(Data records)
++++++

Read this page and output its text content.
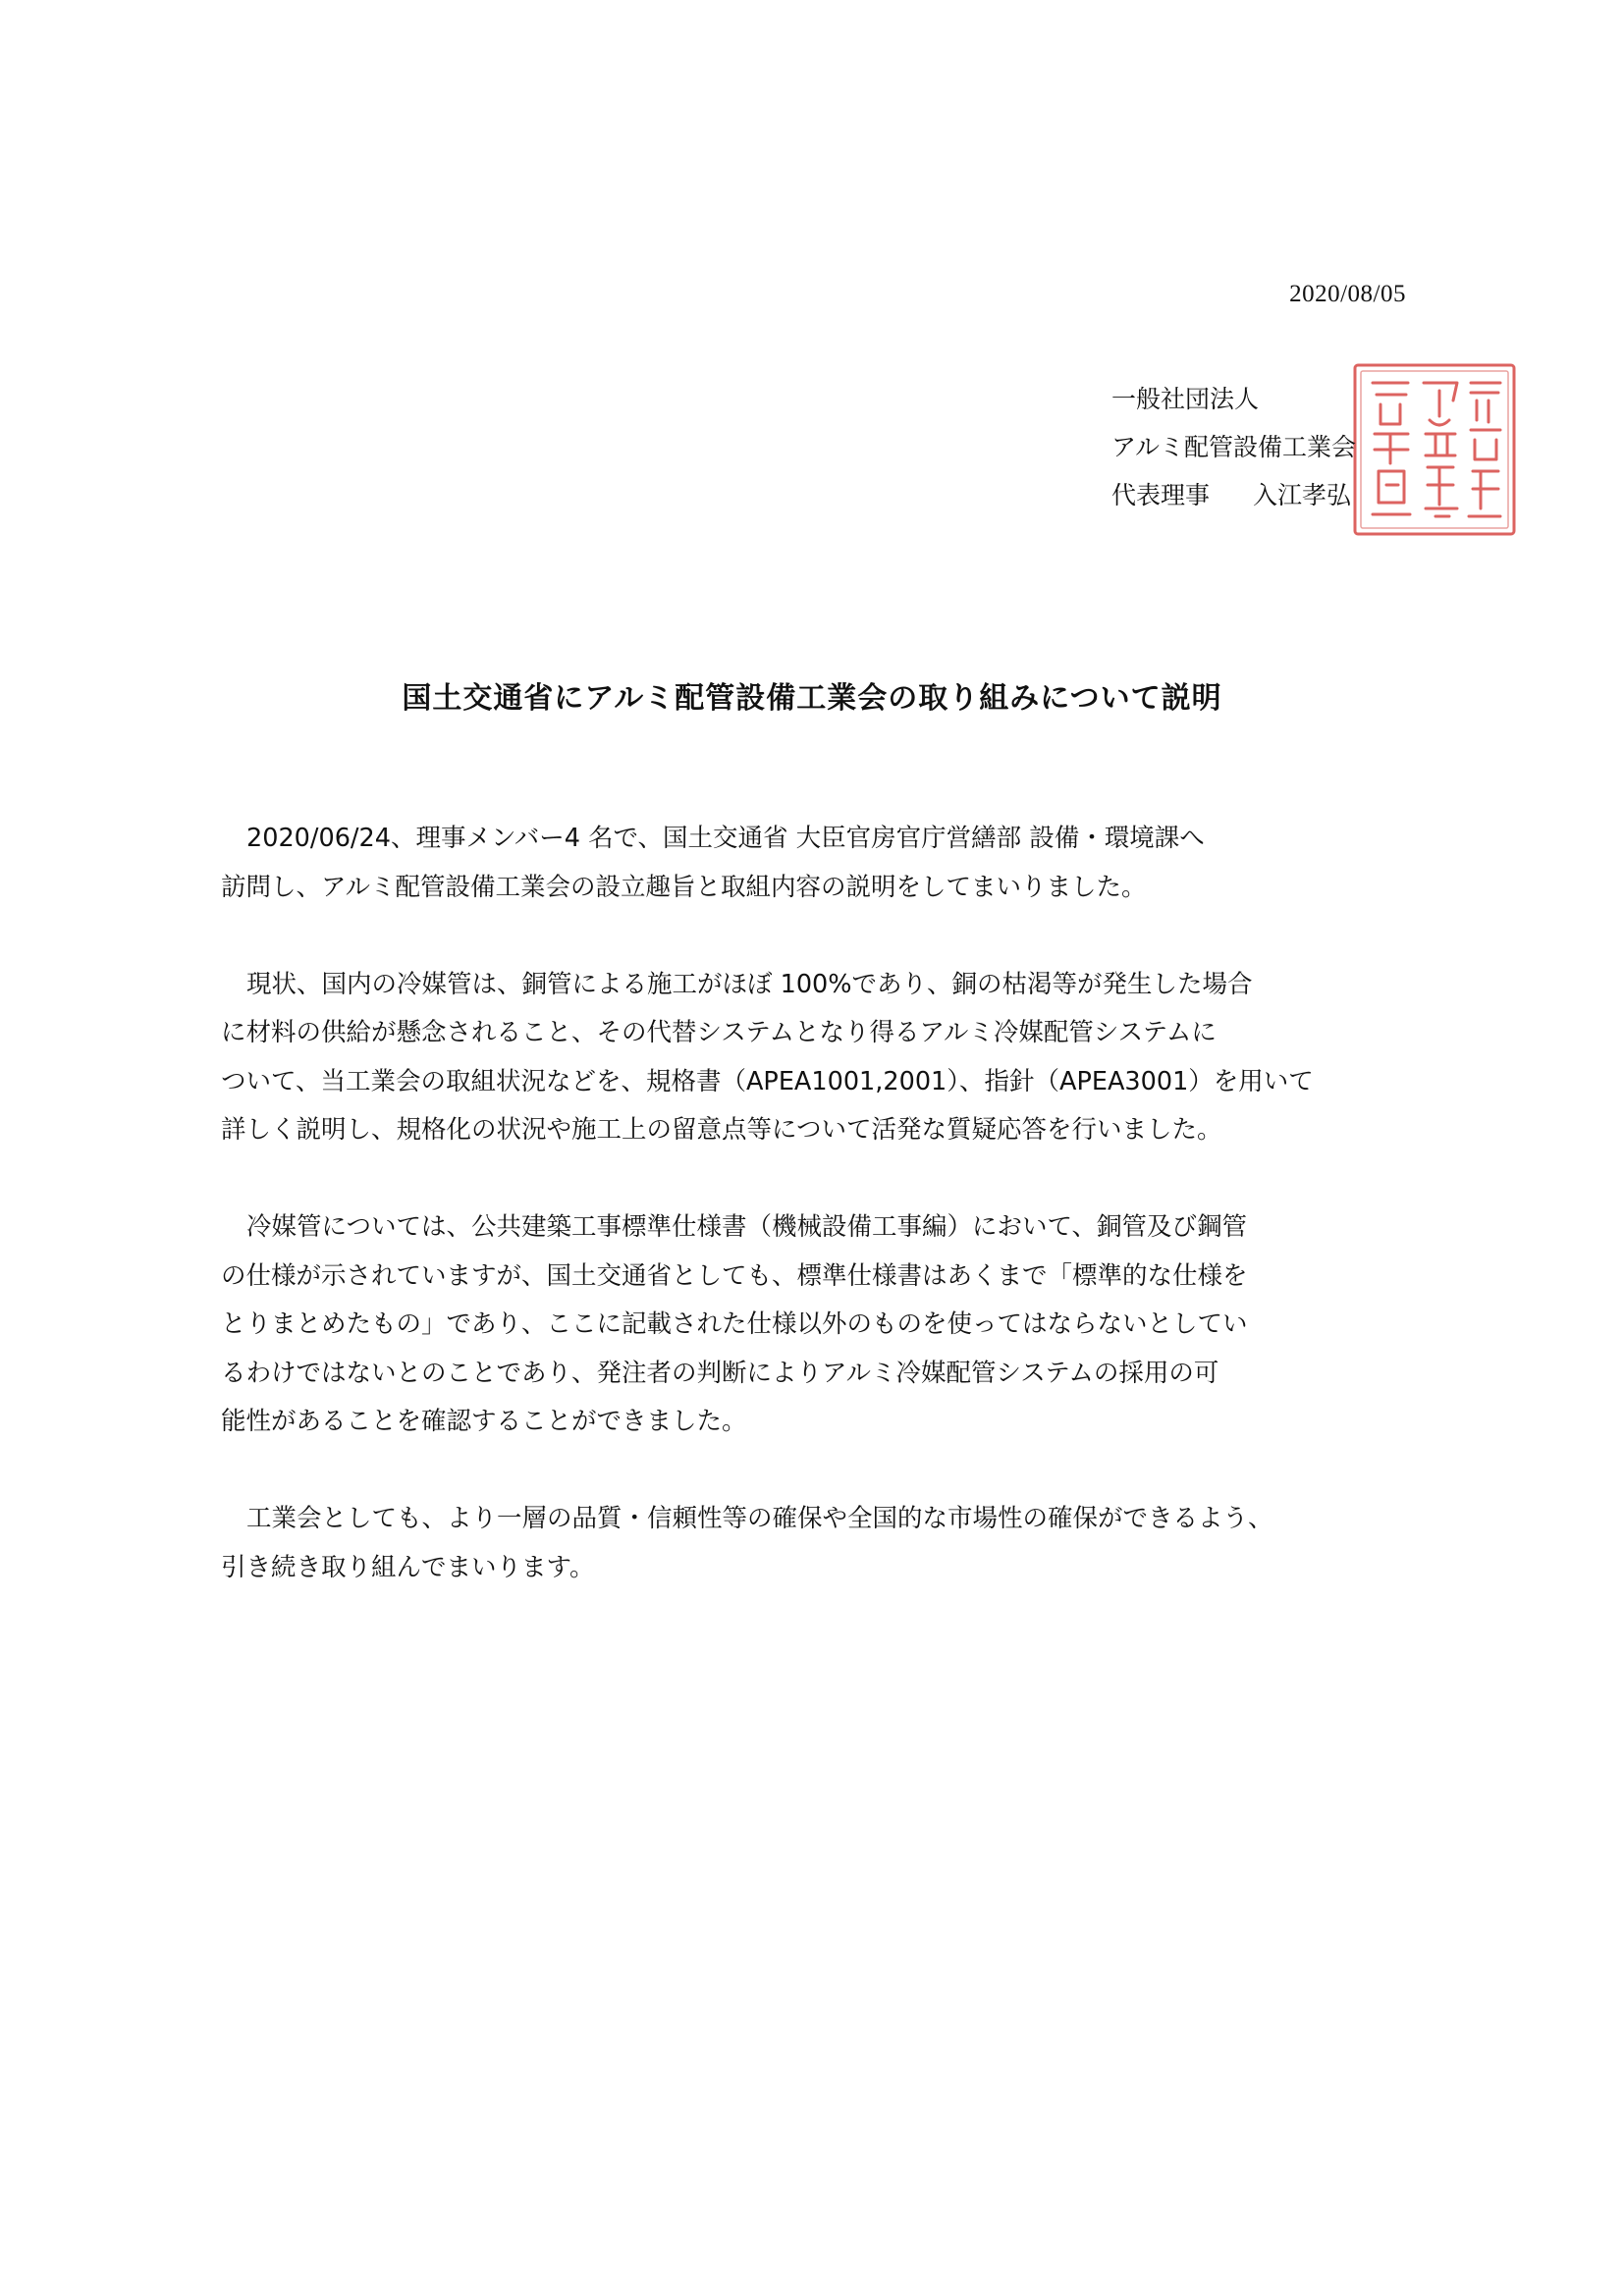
2020/08/05
一般社団法人
アルミ配管設備工業会
代表理事 入江孝弘
国土交通省にアルミ配管設備工業会の取り組みについて説明
2020/06/24、理事メンバー4 名で、国土交通省 大臣官房官庁営繕部 設備・環境課へ
訪問し、アルミ配管設備工業会の設立趣旨と取組内容の説明をしてまいりました。
現状、国内の冷媒管は、銅管による施工がほぼ 100%であり、銅の枯渇等が発生した場合
に材料の供給が懸念されること、その代替システムとなり得るアルミ冷媒配管システムに
ついて、当工業会の取組状況などを、規格書（APEA1001,2001）、指針（APEA3001）を用いて
詳しく説明し、規格化の状況や施工上の留意点等について活発な質疑応答を行いました。
冷媒管については、公共建築工事標準仕様書（機械設備工事編）において、銅管及び鋼管
の仕様が示されていますが、国土交通省としても、標準仕様書はあくまで「標準的な仕様を
とりまとめたもの」であり、ここに記載された仕様以外のものを使ってはならないとしてい
るわけではないとのことであり、発注者の判断によりアルミ冷媒配管システムの採用の可
能性があることを確認することができました。
工業会としても、より一層の品質・信頼性等の確保や全国的な市場性の確保ができるよう、
引き続き取り組んでまいります。
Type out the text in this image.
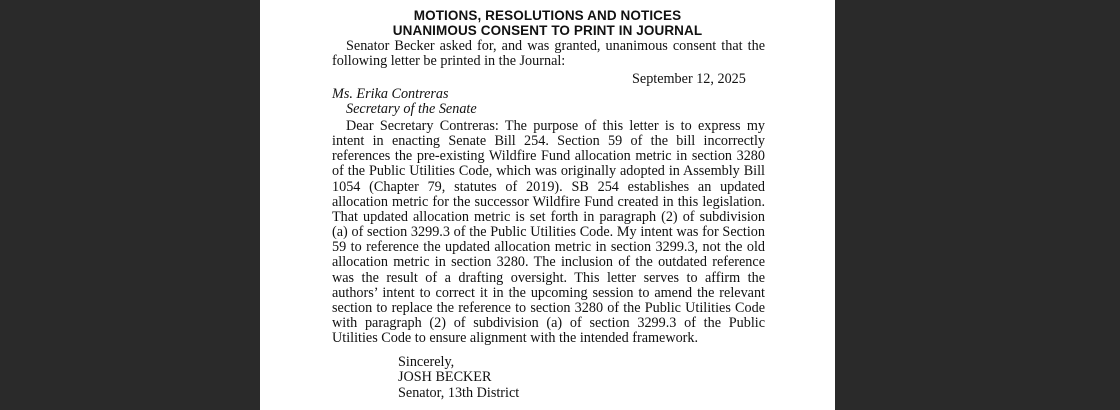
MOTIONS, RESOLUTIONS AND NOTICES
UNANIMOUS CONSENT TO PRINT IN JOURNAL
Senator Becker asked for, and was granted, unanimous consent that the following letter be printed in the Journal:
September 12, 2025
Ms. Erika Contreras
Secretary of the Senate
Dear Secretary Contreras: The purpose of this letter is to express my intent in enacting Senate Bill 254. Section 59 of the bill incorrectly references the pre-existing Wildfire Fund allocation metric in section 3280 of the Public Utilities Code, which was originally adopted in Assembly Bill 1054 (Chapter 79, statutes of 2019). SB 254 establishes an updated allocation metric for the successor Wildfire Fund created in this legislation. That updated allocation metric is set forth in paragraph (2) of subdivision (a) of section 3299.3 of the Public Utilities Code. My intent was for Section 59 to reference the updated allocation metric in section 3299.3, not the old allocation metric in section 3280. The inclusion of the outdated reference was the result of a drafting oversight. This letter serves to affirm the authors’ intent to correct it in the upcoming session to amend the relevant section to replace the reference to section 3280 of the Public Utilities Code with paragraph (2) of subdivision (a) of section 3299.3 of the Public Utilities Code to ensure alignment with the intended framework.
Sincerely,
JOSH BECKER
Senator, 13th District
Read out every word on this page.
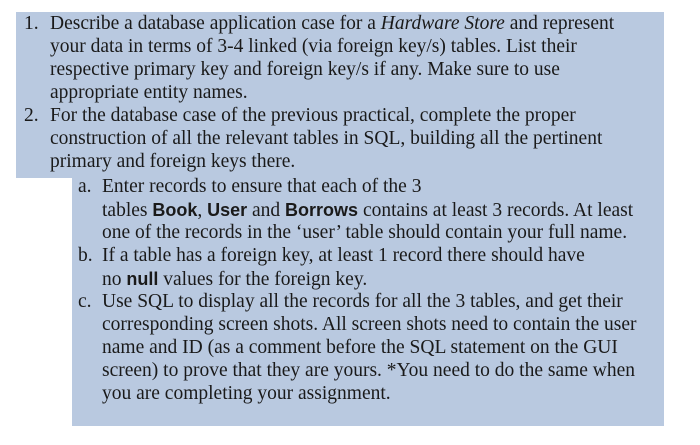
1. Describe a database application case for a Hardware Store and represent
your data in terms of 3-4 linked (via foreign key/s) tables. List their
respective primary key and foreign key/s if any. Make sure to use
appropriate entity names.
2. For the database case of the previous practical, complete the proper
construction of all the relevant tables in SQL, building all the pertinent
primary and foreign keys there.
a. Enter records to ensure that each of the 3
tables Book, User and Borrows contains at least 3 records. At least
one of the records in the ‘user’ table should contain your full name.
b. If a table has a foreign key, at least 1 record there should have
no null values for the foreign key.
c. Use SQL to display all the records for all the 3 tables, and get their
corresponding screen shots. All screen shots need to contain the user
name and ID (as a comment before the SQL statement on the GUI
screen) to prove that they are yours. *You need to do the same when
you are completing your assignment.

++++++

■ Given request:
Check each line above for "tables" and return the ones that have it.

■ Response below:
your data in terms of 3-4 linked (via foreign key/s) tables. List their
construction of all the relevant tables in SQL, building all the pertinent
tables Book, User and Borrows contains at least 3 records. At least
c. Use SQL to display all the records for all the 3 tables, and get their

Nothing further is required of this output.